### What you need to do:
Copy every line of the data that contains the string "this".

### Data shown:
════════

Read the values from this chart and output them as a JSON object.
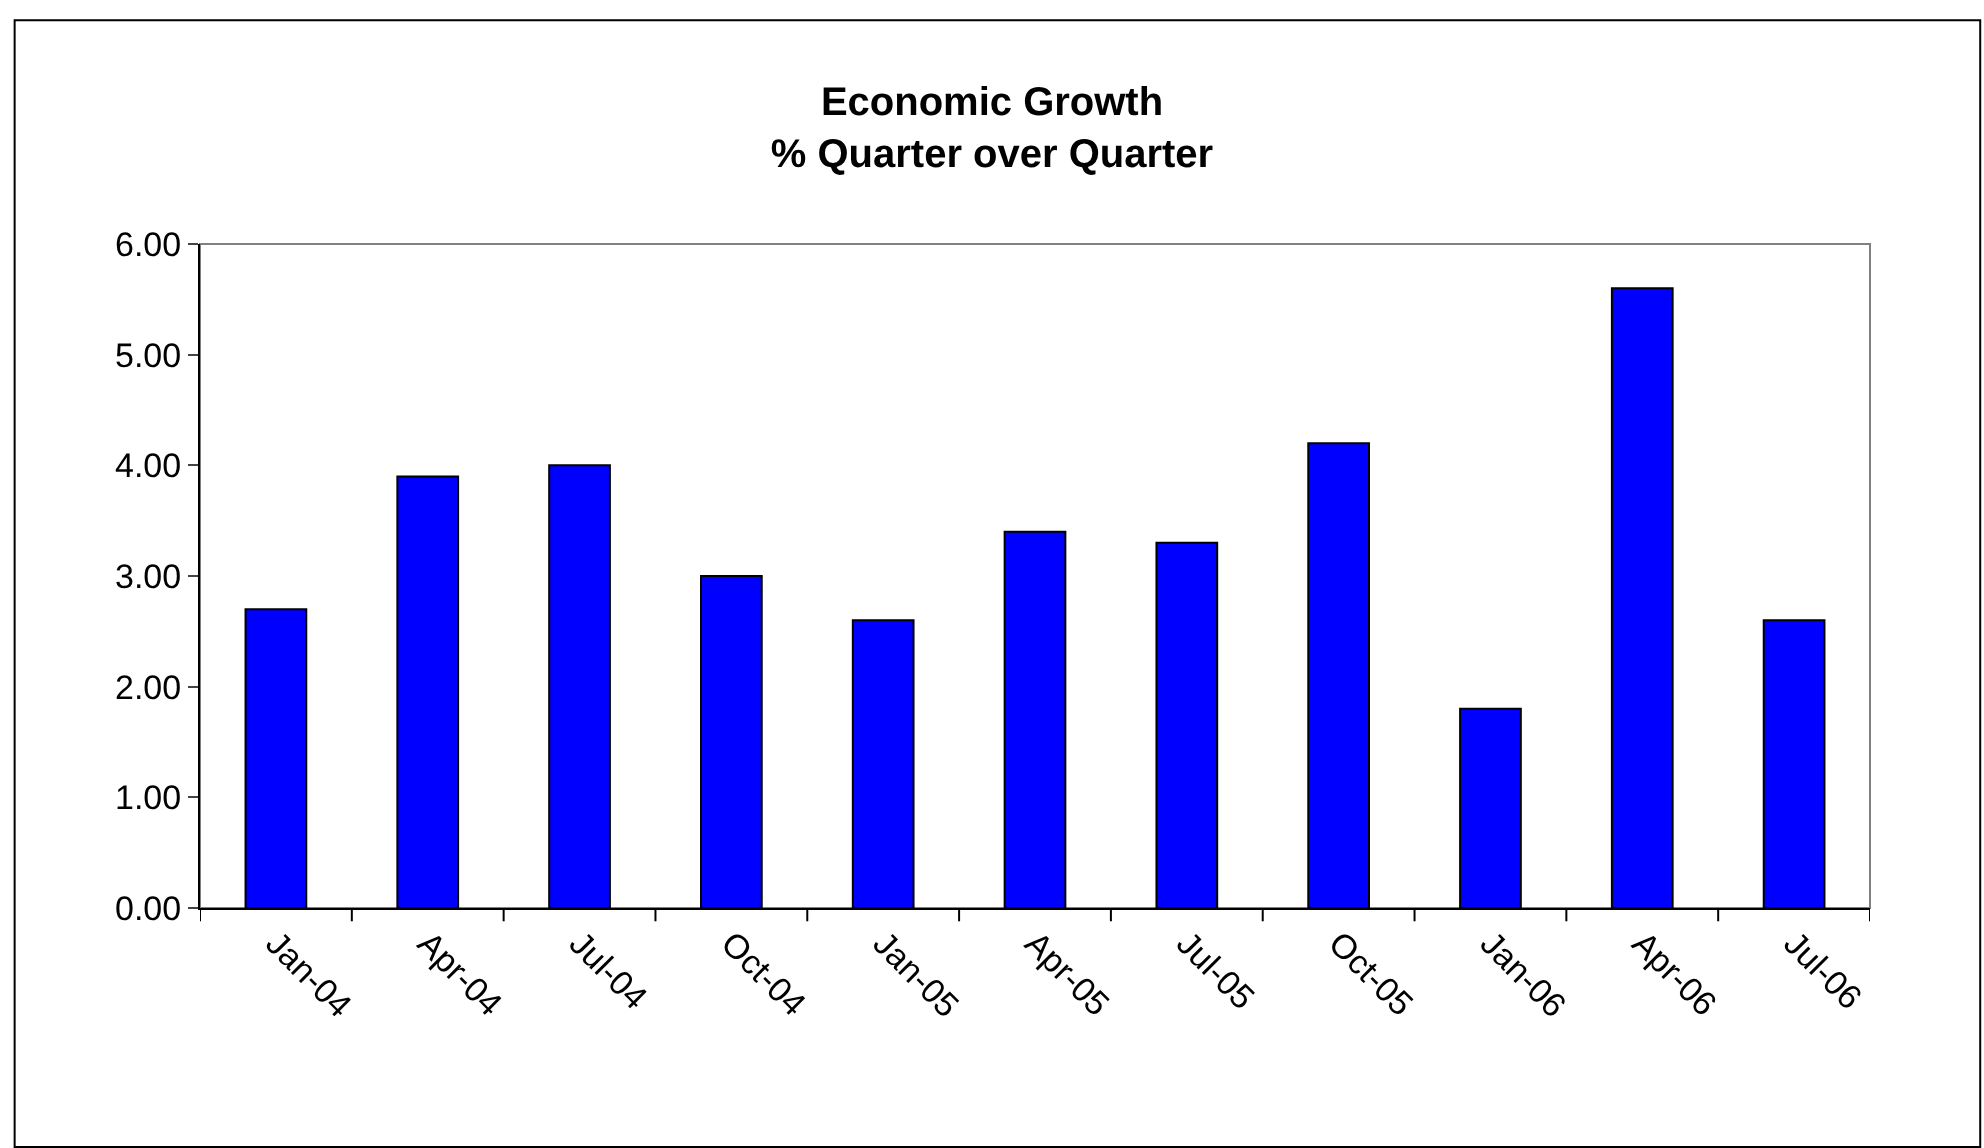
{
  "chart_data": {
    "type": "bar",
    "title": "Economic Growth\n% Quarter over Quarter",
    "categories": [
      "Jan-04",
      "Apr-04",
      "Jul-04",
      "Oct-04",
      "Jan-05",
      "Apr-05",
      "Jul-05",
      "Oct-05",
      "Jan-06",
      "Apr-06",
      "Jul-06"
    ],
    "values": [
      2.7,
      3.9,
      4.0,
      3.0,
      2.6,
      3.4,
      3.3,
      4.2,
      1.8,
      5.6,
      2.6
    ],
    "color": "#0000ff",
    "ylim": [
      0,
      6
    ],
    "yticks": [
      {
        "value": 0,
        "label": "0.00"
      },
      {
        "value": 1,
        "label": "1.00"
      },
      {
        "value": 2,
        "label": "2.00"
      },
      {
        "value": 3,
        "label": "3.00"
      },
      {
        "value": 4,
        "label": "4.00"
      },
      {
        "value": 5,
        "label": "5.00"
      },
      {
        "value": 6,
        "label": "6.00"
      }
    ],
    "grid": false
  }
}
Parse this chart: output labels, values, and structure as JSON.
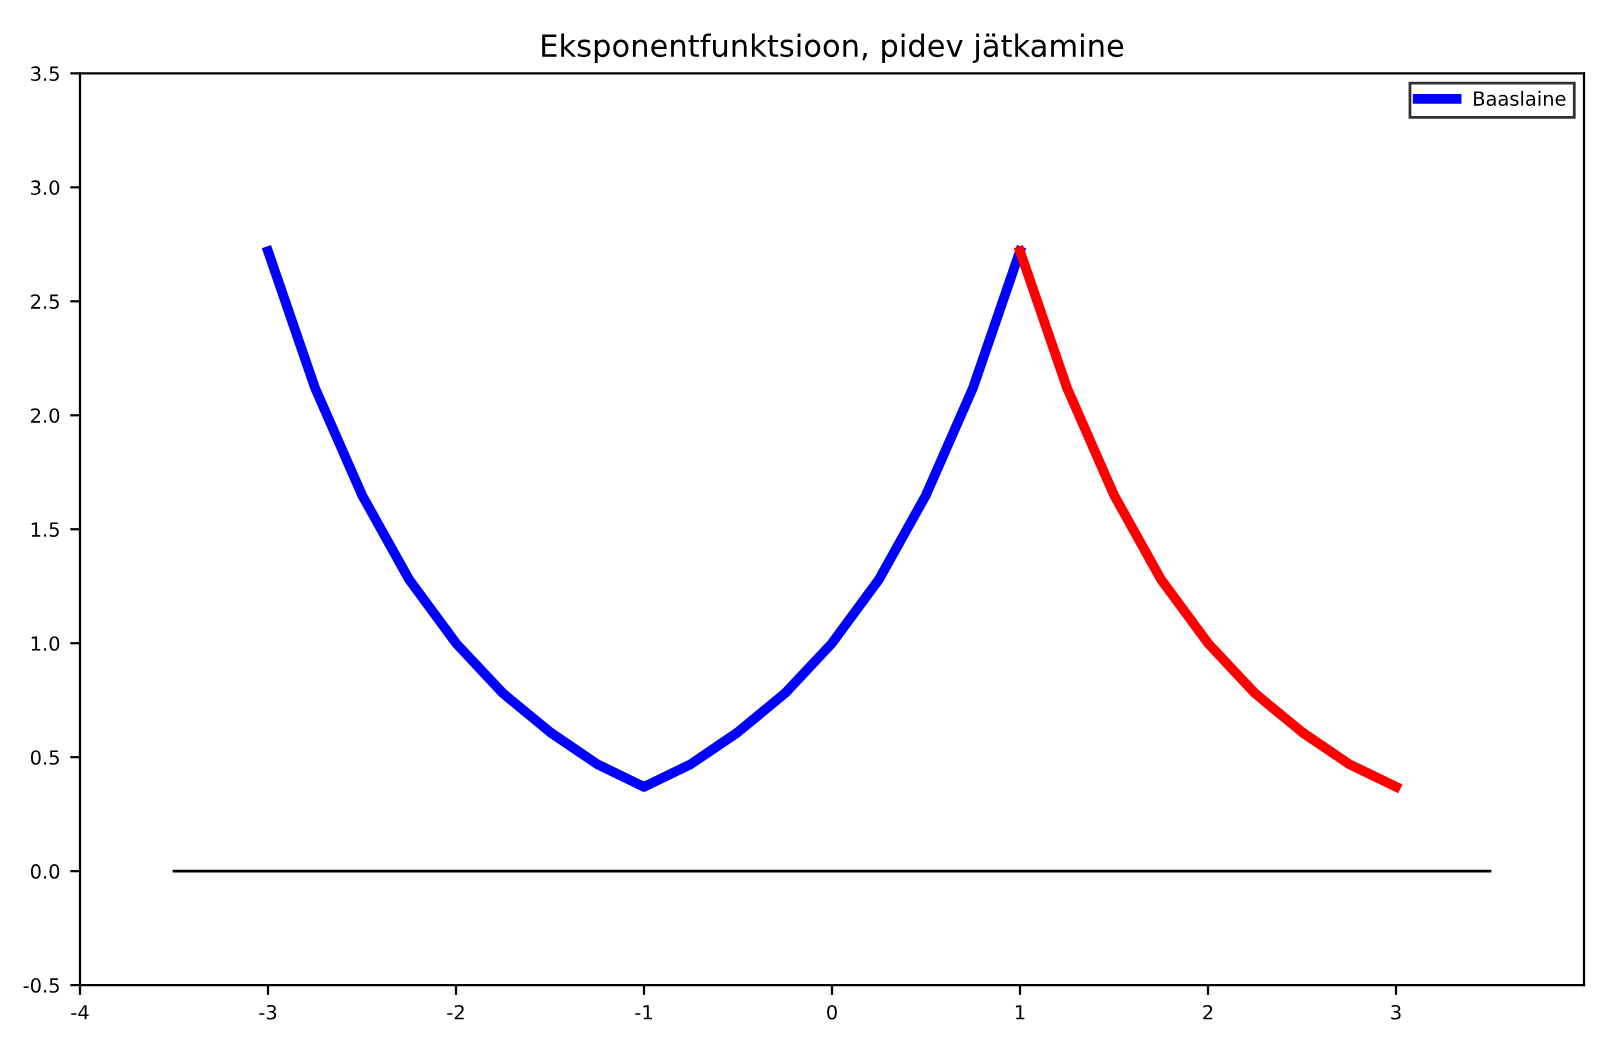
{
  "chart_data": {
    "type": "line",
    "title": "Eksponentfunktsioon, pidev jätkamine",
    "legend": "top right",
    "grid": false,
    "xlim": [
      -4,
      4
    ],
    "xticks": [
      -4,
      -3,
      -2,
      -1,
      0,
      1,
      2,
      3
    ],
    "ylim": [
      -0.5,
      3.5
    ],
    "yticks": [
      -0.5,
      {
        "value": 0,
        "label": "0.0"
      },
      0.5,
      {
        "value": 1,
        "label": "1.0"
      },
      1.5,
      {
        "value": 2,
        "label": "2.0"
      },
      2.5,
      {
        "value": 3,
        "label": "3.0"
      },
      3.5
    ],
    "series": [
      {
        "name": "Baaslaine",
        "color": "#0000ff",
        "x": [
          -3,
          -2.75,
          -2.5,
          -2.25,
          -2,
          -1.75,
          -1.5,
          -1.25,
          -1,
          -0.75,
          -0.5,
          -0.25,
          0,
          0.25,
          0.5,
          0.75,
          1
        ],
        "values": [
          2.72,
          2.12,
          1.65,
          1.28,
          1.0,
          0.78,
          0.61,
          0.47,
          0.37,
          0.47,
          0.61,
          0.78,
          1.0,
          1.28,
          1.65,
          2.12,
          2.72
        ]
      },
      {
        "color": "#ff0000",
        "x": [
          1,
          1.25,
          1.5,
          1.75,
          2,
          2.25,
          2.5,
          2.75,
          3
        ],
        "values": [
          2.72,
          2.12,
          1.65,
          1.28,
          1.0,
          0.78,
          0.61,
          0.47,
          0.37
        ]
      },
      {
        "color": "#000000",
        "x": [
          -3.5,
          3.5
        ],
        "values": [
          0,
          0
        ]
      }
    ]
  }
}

════════

### Solved problem:
Read the values from this chart and output them as a JSON object.
Parse this chart: output labels, values, and structure as JSON.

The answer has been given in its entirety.